» Challenge
Revise everything from "The two men" down to "their warm friendship." in the passage about the Wilson County attorney race, replacing "prohibitionist" with "temperance advocate".

*** Text provided ***

The term “news media” still
lay decades in the future back in the 1890s when Wick Blanton and Tom Morris ran
against each other for the honor of being county attorney of Wilson County.
The two men stood on either side of the ticket, Blanton being a populist and Morris
being a Democrat and prohibitionist. They may have belonged to different political
parties, but that did not interfere with their warm friendship.
In fact,
they were such good friends they even campaigned together, traveling in a buggy
between the various towns in Wilson County. At each voting precinct in the county,
they gave a stump speech and debated their positions.
“Their dispositions
were sunny and bibulous,” a mutual acquaintance later wrote. “Both tongues were
loose at both ends – and full of fire and wit in the middle.”

*** Information given ***

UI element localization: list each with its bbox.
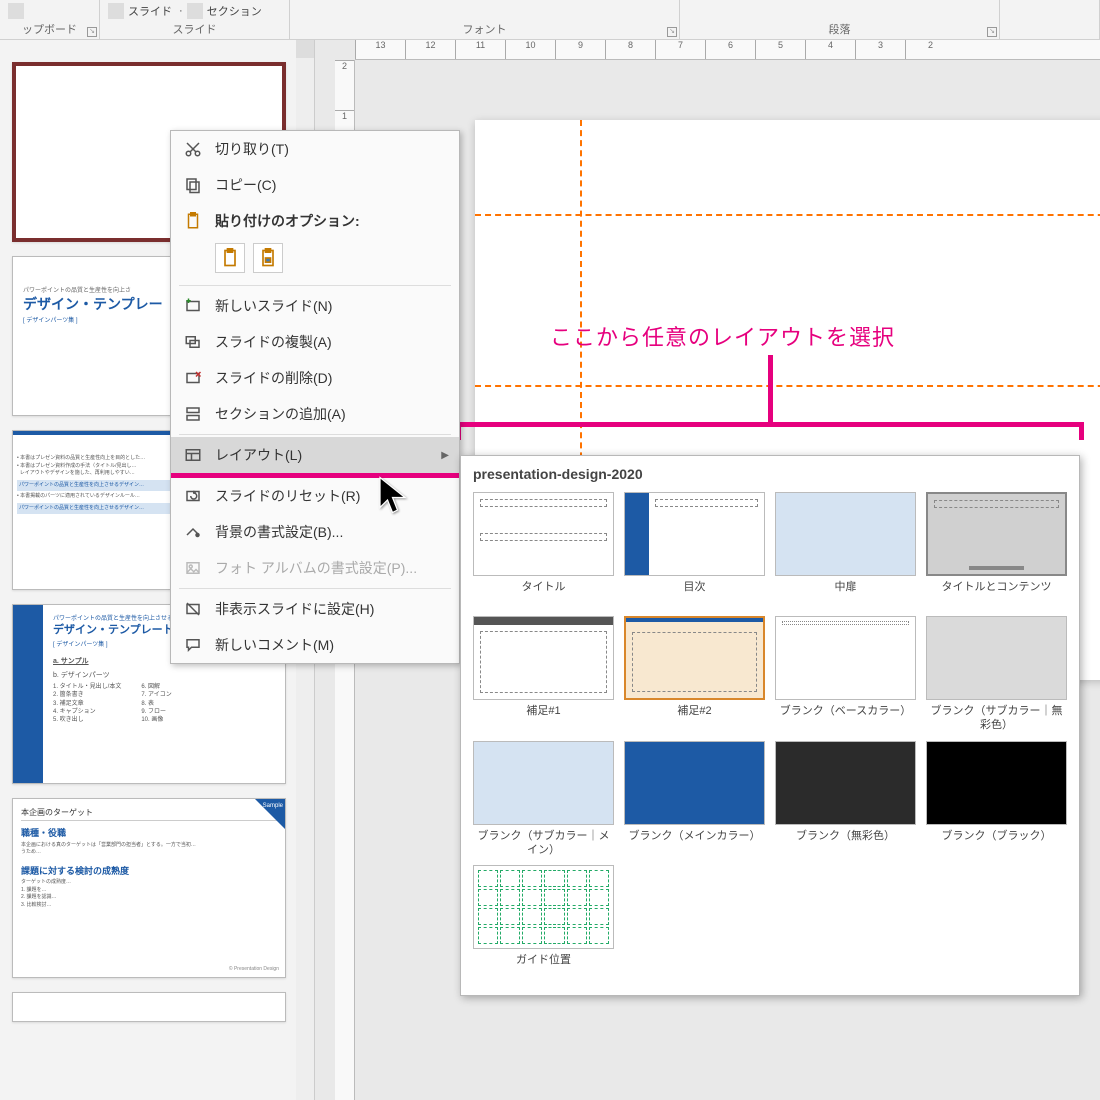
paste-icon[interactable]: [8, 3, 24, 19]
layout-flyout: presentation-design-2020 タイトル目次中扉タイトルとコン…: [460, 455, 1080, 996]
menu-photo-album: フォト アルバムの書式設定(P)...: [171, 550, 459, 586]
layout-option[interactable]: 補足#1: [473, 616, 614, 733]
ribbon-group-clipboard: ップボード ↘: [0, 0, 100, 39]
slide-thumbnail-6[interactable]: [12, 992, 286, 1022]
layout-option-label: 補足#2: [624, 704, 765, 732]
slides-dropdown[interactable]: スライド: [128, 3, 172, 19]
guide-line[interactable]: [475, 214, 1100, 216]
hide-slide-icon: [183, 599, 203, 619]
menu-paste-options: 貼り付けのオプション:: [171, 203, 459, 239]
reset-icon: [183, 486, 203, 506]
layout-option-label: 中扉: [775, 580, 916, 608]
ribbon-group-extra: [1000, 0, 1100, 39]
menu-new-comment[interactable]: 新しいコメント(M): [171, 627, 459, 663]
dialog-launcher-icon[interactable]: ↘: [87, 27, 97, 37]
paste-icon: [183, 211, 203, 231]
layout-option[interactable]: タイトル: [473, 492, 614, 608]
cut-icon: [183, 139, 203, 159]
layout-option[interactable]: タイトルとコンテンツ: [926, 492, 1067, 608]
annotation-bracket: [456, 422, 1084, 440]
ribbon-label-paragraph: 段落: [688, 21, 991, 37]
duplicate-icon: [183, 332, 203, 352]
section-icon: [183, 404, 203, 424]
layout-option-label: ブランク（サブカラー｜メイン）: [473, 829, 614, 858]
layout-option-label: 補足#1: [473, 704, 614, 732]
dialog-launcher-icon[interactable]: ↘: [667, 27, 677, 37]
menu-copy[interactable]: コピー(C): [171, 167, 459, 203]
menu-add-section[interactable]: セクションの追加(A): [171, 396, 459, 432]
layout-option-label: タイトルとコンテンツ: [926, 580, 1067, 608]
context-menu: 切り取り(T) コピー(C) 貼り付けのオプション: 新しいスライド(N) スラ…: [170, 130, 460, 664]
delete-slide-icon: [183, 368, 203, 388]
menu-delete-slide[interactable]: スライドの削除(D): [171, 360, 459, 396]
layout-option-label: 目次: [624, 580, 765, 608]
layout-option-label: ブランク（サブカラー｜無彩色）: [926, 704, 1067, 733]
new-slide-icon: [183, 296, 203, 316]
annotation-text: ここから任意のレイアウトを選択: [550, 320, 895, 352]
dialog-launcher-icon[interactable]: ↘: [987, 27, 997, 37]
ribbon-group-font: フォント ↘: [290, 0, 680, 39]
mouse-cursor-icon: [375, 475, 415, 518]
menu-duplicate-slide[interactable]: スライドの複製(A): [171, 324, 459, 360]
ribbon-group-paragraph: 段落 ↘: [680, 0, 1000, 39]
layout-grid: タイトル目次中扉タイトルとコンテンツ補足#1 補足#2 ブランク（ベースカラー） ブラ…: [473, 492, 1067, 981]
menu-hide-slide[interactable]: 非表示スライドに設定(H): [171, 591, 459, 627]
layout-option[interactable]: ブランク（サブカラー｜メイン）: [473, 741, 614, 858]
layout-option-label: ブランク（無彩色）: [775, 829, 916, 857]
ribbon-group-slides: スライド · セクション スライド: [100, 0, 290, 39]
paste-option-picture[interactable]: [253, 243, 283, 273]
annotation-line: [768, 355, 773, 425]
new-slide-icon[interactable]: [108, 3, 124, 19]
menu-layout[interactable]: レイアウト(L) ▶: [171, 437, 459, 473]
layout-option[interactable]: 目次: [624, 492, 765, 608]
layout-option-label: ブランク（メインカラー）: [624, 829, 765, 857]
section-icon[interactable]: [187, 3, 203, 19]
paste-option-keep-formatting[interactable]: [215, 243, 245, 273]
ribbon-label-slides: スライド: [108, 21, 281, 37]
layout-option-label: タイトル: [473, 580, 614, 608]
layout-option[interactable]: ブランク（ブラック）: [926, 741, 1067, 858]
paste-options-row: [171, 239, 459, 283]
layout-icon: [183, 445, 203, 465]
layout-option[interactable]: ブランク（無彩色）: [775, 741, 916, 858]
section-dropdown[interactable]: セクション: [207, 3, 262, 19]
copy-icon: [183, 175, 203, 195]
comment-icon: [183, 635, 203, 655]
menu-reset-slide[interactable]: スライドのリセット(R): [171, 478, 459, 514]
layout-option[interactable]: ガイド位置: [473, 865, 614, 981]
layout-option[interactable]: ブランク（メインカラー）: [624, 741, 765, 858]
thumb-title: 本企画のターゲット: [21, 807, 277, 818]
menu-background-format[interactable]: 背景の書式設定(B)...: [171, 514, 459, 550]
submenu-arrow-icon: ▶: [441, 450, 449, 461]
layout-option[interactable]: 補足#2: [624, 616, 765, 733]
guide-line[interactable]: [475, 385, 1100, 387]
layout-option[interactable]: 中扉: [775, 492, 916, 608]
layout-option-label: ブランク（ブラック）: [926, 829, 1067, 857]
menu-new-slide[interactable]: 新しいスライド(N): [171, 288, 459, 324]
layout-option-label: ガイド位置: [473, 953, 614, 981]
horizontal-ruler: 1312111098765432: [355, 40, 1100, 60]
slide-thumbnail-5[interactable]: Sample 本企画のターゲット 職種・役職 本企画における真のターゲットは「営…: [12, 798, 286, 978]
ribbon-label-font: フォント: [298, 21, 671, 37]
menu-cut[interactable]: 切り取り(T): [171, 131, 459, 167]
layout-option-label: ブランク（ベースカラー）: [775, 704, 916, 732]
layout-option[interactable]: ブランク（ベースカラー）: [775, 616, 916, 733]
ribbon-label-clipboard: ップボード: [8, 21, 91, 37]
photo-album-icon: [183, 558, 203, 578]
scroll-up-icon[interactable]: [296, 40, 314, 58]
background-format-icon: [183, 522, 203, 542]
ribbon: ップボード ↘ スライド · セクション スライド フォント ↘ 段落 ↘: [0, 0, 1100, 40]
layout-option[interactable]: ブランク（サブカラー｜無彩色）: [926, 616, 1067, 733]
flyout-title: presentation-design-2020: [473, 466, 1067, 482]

***
*** Information given ***

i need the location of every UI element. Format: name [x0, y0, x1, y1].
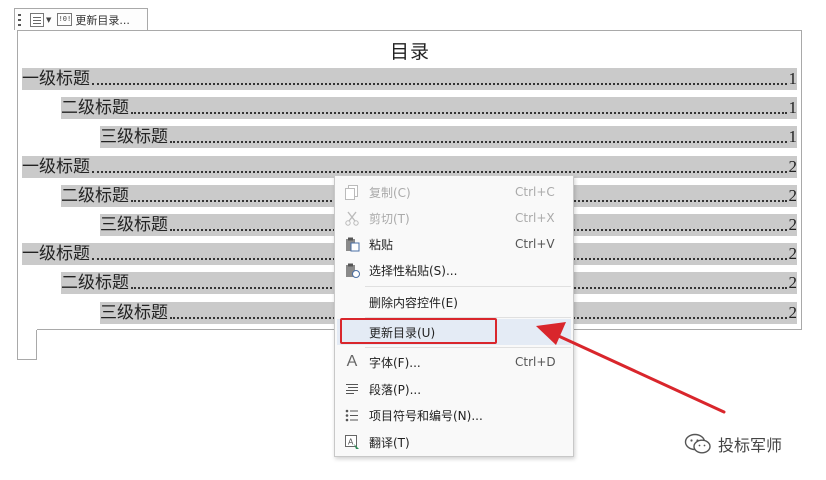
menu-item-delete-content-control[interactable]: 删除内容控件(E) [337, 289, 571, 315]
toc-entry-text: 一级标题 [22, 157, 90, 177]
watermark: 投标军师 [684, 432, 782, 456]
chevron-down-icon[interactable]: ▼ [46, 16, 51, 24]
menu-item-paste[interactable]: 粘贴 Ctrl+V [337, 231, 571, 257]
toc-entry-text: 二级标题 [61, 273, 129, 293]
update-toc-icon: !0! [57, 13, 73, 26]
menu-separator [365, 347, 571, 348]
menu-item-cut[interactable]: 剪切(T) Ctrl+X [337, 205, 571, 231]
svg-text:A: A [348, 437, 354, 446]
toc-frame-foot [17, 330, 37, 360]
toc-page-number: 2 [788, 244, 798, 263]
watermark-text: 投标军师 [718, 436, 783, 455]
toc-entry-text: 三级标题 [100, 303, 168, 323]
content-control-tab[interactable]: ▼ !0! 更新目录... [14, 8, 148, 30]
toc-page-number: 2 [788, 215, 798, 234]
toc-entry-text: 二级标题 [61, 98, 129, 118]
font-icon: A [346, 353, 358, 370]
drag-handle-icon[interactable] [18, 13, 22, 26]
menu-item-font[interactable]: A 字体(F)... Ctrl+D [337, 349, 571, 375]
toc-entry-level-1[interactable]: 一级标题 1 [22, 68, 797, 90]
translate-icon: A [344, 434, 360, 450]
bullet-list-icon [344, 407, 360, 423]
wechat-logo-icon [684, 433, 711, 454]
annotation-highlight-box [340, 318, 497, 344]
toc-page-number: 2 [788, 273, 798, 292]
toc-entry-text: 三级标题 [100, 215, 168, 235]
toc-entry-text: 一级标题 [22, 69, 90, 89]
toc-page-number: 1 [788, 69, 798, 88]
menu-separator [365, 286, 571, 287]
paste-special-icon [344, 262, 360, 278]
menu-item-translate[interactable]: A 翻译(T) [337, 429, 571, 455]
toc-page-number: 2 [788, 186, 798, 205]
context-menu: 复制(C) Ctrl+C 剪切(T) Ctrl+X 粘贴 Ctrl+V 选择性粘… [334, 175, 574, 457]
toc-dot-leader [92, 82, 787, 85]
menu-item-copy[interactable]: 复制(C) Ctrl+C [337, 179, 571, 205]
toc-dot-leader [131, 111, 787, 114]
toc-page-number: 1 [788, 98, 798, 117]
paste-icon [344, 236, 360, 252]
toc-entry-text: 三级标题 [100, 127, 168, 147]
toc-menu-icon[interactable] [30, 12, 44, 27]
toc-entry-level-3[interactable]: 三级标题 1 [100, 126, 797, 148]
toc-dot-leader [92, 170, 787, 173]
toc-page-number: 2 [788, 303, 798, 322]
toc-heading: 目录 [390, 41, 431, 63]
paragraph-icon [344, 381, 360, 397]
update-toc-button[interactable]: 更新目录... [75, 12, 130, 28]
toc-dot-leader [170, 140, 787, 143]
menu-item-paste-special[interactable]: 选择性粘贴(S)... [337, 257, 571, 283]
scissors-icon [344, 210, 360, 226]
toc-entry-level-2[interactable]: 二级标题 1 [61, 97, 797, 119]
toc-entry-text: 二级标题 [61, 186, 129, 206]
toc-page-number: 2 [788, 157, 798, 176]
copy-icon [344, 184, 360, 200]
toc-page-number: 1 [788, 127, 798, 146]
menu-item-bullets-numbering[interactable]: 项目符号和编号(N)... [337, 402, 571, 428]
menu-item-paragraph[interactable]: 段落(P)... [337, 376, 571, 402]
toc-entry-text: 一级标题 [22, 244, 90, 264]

***

» Answer below
The two men stood on either side of the ticket, Blanton being a populist and Morris
being a Democrat and temperance advocate. They may have belonged to different political
parties, but that did not interfere with their warm friendship.